[The records]
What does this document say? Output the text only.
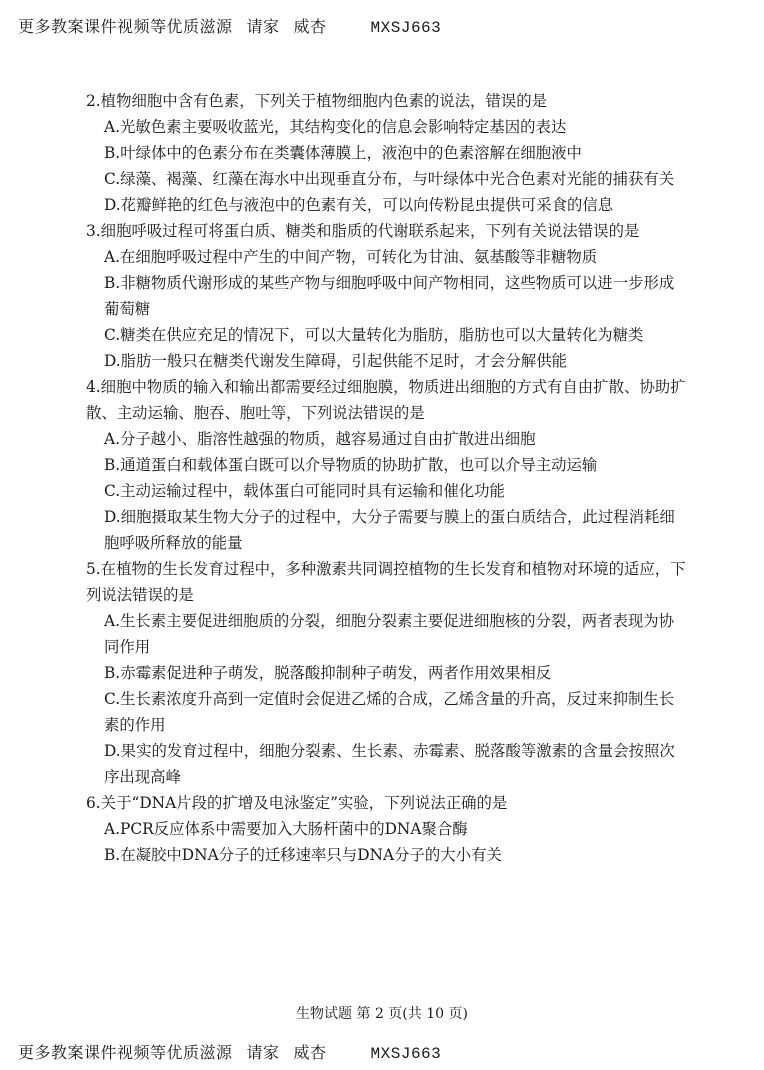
更多教案课件视频等优质滋源 请家 威杏	MXSJ663
2.植物细胞中含有色素，下列关于植物细胞内色素的说法，错误的是
A.光敏色素主要吸收蓝光，其结构变化的信息会影响特定基因的表达
B.叶绿体中的色素分布在类囊体薄膜上，液泡中的色素溶解在细胞液中
C.绿藻、褐藻、红藻在海水中出现垂直分布，与叶绿体中光合色素对光能的捕获有关
D.花瓣鲜艳的红色与液泡中的色素有关，可以向传粉昆虫提供可采食的信息
3.细胞呼吸过程可将蛋白质、糖类和脂质的代谢联系起来，下列有关说法错误的是
A.在细胞呼吸过程中产生的中间产物，可转化为甘油、氨基酸等非糖物质
B.非糖物质代谢形成的某些产物与细胞呼吸中间产物相同，这些物质可以进一步形成葡萄糖
C.糖类在供应充足的情况下，可以大量转化为脂肪，脂肪也可以大量转化为糖类
D.脂肪一般只在糖类代谢发生障碍，引起供能不足时，才会分解供能
4.细胞中物质的输入和输出都需要经过细胞膜，物质进出细胞的方式有自由扩散、协助扩散、主动运输、胞吞、胞吐等，下列说法错误的是
A.分子越小、脂溶性越强的物质，越容易通过自由扩散进出细胞
B.通道蛋白和载体蛋白既可以介导物质的协助扩散，也可以介导主动运输
C.主动运输过程中，载体蛋白可能同时具有运输和催化功能
D.细胞摄取某生物大分子的过程中，大分子需要与膜上的蛋白质结合，此过程消耗细胞呼吸所释放的能量
5.在植物的生长发育过程中，多种激素共同调控植物的生长发育和植物对环境的适应，下列说法错误的是
A.生长素主要促进细胞质的分裂，细胞分裂素主要促进细胞核的分裂，两者表现为协同作用
B.赤霉素促进种子萌发，脱落酸抑制种子萌发，两者作用效果相反
C.生长素浓度升高到一定值时会促进乙烯的合成，乙烯含量的升高，反过来抑制生长素的作用
D.果实的发育过程中，细胞分裂素、生长素、赤霉素、脱落酸等激素的含量会按照次序出现高峰
6.关于“DNA片段的扩增及电泳鉴定”实验，下列说法正确的是
A.PCR反应体系中需要加入大肠杆菌中的DNA聚合酶
B.在凝胶中DNA分子的迁移速率只与DNA分子的大小有关
生物试题 第 2 页(共 10 页)
更多教案课件视频等优质滋源 请家 威杏	MXSJ663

[Goal of the exercise] Locate all lines holding the word "下列说法错误的是", then copy them out.

[Right answer]
4.细胞中物质的输入和输出都需要经过细胞膜，物质进出细胞的方式有自由扩散、协助扩散、主动运输、胞吞、胞吐等，下列说法错误的是
5.在植物的生长发育过程中，多种激素共同调控植物的生长发育和植物对环境的适应，下列说法错误的是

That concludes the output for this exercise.